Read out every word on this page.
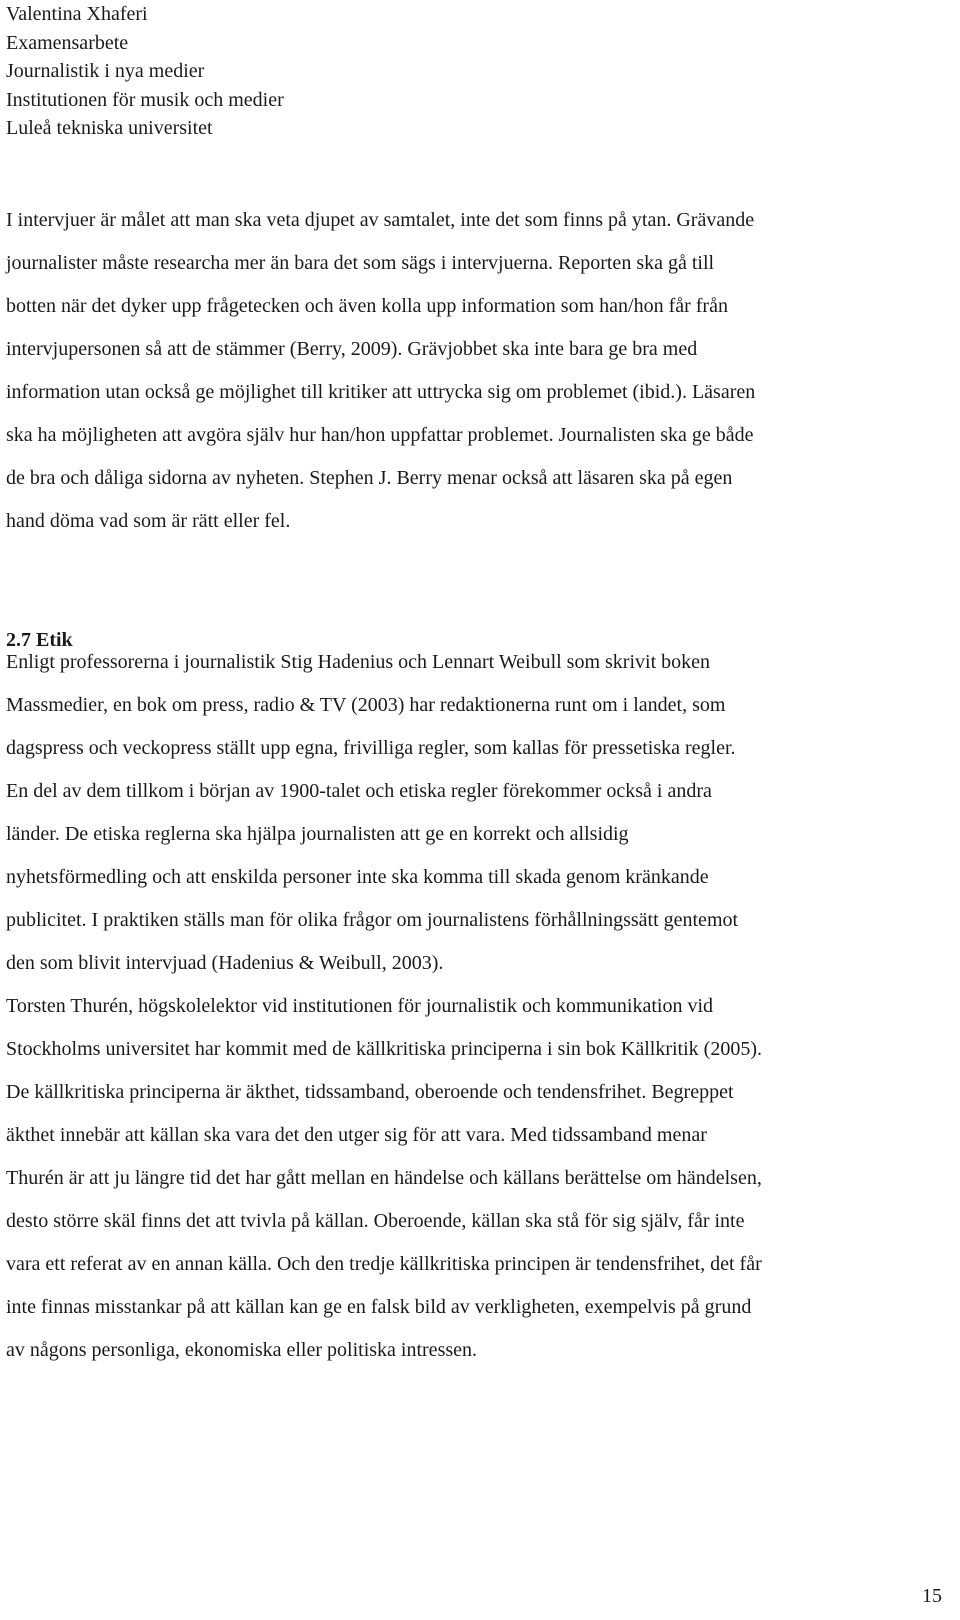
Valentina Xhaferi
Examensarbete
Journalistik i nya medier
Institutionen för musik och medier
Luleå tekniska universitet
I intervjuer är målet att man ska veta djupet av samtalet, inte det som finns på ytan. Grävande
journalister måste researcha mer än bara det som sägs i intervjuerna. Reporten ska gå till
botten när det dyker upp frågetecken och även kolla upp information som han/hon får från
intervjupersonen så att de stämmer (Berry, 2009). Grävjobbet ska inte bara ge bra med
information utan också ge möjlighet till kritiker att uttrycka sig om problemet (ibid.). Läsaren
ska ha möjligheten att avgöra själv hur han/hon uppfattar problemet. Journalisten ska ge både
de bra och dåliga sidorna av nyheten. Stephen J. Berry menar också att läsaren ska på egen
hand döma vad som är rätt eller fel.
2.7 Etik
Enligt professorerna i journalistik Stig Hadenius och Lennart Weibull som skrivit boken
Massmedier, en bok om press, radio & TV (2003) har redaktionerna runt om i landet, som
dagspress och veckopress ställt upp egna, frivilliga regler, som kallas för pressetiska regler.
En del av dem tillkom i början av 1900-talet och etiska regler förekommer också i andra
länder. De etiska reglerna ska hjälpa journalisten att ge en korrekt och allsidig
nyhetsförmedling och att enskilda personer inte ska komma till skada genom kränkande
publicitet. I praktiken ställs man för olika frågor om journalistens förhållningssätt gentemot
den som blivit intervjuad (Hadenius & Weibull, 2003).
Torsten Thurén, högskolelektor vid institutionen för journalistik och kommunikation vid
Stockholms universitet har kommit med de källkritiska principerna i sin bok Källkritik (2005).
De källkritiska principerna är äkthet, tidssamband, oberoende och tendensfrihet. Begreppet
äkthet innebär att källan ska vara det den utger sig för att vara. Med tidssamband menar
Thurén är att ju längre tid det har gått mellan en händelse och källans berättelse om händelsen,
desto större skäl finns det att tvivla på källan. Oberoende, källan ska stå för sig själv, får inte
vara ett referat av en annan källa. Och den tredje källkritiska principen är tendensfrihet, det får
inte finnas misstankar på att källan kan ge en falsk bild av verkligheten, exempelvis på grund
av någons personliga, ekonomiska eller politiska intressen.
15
□ □ □ □
_THE TASK_.
Extract every line containing the string "Thurén" from the data above.

_OUTPUT OF THE TASK_.
Torsten Thurén, högskolelektor vid institutionen för journalistik och kommunikation vid
Thurén är att ju längre tid det har gått mellan en händelse och källans berättelse om händelsen,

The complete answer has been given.